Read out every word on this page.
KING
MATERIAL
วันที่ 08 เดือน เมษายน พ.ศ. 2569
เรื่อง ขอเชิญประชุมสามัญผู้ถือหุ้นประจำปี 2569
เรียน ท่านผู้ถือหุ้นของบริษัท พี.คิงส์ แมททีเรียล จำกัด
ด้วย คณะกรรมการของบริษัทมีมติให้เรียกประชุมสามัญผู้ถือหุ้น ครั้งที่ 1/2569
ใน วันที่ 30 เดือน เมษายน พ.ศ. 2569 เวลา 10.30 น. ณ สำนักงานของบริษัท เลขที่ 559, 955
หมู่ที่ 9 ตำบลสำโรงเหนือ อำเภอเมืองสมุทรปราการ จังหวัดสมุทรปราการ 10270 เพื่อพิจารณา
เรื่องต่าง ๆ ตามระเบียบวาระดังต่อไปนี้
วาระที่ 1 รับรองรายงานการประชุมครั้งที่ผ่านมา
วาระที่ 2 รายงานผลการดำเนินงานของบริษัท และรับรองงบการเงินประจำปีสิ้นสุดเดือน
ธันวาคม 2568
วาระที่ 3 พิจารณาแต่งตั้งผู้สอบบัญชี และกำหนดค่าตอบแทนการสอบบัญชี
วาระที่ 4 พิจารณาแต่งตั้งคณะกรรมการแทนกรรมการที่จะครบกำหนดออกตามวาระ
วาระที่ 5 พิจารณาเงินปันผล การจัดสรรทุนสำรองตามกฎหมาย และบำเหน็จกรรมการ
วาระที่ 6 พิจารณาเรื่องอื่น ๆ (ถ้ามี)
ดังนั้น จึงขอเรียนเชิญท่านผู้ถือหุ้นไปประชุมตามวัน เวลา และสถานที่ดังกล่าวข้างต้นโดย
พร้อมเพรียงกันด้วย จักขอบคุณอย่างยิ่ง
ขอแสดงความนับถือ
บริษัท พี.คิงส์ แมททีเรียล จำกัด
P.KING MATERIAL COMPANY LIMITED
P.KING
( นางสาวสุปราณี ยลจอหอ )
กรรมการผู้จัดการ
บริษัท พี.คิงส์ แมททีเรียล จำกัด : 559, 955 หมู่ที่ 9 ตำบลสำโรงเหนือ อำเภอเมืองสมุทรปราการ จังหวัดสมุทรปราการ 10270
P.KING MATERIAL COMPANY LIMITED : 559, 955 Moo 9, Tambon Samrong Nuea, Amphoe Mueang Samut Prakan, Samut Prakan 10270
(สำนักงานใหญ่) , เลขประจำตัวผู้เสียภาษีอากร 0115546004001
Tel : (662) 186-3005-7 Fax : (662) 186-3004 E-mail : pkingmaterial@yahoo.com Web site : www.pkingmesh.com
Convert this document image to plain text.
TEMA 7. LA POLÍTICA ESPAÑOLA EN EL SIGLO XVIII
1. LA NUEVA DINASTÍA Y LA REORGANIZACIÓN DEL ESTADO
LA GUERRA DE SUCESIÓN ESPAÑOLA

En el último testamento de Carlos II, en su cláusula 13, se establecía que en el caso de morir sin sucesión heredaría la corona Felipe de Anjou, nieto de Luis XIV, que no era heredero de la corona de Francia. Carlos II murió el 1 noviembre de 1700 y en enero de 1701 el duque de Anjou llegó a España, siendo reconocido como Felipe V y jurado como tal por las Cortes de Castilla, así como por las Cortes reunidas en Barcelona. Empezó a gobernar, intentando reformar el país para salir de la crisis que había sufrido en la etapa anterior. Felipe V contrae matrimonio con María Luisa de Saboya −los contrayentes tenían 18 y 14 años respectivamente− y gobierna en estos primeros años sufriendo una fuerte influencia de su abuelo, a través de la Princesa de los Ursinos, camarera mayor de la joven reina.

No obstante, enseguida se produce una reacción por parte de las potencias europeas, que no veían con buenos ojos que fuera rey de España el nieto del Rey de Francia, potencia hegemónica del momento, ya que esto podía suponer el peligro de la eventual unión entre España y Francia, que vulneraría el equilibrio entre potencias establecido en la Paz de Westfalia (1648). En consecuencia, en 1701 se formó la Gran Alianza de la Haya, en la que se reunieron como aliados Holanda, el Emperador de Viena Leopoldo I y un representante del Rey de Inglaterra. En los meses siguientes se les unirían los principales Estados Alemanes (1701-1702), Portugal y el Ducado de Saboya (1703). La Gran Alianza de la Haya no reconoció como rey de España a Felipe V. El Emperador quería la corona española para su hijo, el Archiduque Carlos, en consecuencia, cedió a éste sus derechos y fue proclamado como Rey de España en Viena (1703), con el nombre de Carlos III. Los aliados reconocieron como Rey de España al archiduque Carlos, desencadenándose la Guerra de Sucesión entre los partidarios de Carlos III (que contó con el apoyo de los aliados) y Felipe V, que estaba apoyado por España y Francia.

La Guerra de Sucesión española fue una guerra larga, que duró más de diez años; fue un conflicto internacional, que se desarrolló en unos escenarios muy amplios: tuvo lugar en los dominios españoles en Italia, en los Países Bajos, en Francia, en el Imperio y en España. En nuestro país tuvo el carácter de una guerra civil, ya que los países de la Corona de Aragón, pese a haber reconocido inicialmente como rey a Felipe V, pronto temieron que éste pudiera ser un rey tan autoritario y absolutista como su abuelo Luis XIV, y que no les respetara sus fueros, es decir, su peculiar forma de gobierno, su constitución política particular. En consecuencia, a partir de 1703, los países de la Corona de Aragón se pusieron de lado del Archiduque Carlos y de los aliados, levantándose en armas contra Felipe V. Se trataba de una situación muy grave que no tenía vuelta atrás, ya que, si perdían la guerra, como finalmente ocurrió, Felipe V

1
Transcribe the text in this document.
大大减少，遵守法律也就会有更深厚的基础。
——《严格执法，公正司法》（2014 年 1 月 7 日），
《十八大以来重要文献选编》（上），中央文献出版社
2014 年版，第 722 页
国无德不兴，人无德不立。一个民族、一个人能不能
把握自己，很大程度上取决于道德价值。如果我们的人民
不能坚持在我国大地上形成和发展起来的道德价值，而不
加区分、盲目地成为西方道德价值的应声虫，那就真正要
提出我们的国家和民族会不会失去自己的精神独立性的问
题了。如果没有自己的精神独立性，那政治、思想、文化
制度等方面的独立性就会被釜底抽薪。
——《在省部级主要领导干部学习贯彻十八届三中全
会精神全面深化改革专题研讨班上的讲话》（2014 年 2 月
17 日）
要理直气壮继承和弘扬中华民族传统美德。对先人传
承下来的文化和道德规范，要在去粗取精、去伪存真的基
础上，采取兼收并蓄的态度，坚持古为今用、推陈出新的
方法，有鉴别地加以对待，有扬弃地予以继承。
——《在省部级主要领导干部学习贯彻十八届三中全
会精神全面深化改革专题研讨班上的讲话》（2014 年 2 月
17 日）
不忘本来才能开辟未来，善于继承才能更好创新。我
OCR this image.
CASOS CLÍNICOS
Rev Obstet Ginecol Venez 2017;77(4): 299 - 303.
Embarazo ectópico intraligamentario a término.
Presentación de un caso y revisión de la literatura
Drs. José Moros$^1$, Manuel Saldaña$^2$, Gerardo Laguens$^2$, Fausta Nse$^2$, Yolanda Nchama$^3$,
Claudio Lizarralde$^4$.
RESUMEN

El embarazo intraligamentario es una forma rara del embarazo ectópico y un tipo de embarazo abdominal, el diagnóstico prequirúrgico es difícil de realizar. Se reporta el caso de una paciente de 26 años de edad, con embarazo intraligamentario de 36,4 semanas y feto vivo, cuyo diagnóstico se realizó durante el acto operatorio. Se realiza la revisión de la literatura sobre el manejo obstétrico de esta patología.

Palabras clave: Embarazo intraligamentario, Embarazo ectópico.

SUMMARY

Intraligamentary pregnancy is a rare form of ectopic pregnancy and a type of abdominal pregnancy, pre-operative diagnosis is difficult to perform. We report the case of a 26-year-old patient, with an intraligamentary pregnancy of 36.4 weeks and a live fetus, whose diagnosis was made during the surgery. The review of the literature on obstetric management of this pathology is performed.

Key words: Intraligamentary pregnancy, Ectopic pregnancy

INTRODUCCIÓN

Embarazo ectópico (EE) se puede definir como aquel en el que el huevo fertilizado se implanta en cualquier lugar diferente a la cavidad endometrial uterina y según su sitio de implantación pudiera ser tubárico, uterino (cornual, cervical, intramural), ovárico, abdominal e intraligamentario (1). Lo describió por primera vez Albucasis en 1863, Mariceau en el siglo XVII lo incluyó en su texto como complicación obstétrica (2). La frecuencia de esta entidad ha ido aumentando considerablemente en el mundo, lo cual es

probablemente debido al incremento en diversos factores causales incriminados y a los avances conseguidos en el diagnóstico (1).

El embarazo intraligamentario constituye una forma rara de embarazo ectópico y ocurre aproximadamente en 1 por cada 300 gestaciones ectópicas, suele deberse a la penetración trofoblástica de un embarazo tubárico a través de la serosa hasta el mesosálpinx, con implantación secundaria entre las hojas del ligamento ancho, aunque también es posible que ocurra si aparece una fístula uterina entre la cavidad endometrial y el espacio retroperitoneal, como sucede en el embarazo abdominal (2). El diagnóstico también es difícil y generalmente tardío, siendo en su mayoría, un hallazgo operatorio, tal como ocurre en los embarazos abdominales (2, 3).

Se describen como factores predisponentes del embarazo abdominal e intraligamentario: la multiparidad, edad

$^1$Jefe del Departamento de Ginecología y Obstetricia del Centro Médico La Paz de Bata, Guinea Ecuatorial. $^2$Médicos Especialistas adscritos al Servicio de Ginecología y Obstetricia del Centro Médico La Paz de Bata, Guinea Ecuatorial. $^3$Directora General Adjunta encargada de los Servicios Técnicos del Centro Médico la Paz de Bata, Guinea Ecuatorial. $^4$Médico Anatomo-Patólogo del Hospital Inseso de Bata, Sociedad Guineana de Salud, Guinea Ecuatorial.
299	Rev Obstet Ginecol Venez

**Required task:**
Which lines contain the word "this"? Copy each one.

**Exercise response:**
Read out every word on this page.
Convert this document image to plain text.
Transcribe the text in this document.
OCR this image.
Intraligamentary pregnancy is a rare form of ectopic pregnancy and a type of abdominal pregnancy, pre-operative diagnosis is difficult to perform. We report the case of a 26-year-old patient, with an intraligamentary pregnancy of 36.4 weeks and a live fetus, whose diagnosis was made during the surgery. The review of the literature on obstetric management of this pathology is performed.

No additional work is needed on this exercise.